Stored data

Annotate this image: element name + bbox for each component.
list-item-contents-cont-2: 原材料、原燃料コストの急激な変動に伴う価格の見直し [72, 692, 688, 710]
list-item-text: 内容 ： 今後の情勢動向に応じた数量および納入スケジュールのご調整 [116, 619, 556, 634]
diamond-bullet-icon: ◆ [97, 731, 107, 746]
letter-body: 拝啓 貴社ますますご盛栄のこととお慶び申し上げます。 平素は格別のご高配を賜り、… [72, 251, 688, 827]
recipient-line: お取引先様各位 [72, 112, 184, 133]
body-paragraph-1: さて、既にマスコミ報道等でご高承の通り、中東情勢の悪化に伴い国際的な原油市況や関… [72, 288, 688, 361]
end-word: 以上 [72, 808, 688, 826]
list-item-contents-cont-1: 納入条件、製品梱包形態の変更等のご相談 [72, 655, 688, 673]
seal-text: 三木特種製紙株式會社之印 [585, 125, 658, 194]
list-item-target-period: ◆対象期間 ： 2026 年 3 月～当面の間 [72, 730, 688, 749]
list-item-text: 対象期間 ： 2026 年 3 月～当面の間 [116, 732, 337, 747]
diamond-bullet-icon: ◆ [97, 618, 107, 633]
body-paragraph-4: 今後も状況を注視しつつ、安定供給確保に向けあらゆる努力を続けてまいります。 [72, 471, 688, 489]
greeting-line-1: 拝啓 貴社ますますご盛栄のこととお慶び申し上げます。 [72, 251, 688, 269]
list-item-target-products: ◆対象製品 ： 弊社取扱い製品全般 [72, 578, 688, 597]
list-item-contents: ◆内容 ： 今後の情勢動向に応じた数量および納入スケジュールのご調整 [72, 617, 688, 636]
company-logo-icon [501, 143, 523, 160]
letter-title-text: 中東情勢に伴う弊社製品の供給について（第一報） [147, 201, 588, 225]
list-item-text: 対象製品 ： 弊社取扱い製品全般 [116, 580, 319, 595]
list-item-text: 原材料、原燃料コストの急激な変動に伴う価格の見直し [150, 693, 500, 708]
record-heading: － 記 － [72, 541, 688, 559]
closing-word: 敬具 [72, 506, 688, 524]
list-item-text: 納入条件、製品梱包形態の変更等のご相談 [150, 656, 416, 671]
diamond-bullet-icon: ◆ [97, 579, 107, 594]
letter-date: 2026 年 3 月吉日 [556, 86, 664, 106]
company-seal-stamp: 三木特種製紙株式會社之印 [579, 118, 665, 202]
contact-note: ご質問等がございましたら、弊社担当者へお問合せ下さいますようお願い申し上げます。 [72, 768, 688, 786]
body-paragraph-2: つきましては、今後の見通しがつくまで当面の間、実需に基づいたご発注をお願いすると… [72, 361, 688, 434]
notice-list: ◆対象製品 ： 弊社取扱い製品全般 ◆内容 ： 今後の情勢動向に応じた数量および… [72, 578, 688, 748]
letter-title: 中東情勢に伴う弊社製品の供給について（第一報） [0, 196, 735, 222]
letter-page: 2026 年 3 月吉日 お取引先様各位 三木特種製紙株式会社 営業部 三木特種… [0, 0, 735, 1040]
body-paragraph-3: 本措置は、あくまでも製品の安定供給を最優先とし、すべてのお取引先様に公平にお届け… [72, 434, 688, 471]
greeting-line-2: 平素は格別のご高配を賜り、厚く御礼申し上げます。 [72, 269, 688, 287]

Direction
Identify each line in the entries that contains the string "body" and copy those lines in full.

Output for this task
letter-body: 拝啓 貴社ますますご盛栄のこととお慶び申し上げます。 平素は格別のご高配を賜り、… [72, 251, 688, 827]
body-paragraph-1: さて、既にマスコミ報道等でご高承の通り、中東情勢の悪化に伴い国際的な原油市況や関… [72, 288, 688, 361]
body-paragraph-4: 今後も状況を注視しつつ、安定供給確保に向けあらゆる努力を続けてまいります。 [72, 471, 688, 489]
body-paragraph-2: つきましては、今後の見通しがつくまで当面の間、実需に基づいたご発注をお願いすると… [72, 361, 688, 434]
body-paragraph-3: 本措置は、あくまでも製品の安定供給を最優先とし、すべてのお取引先様に公平にお届け… [72, 434, 688, 471]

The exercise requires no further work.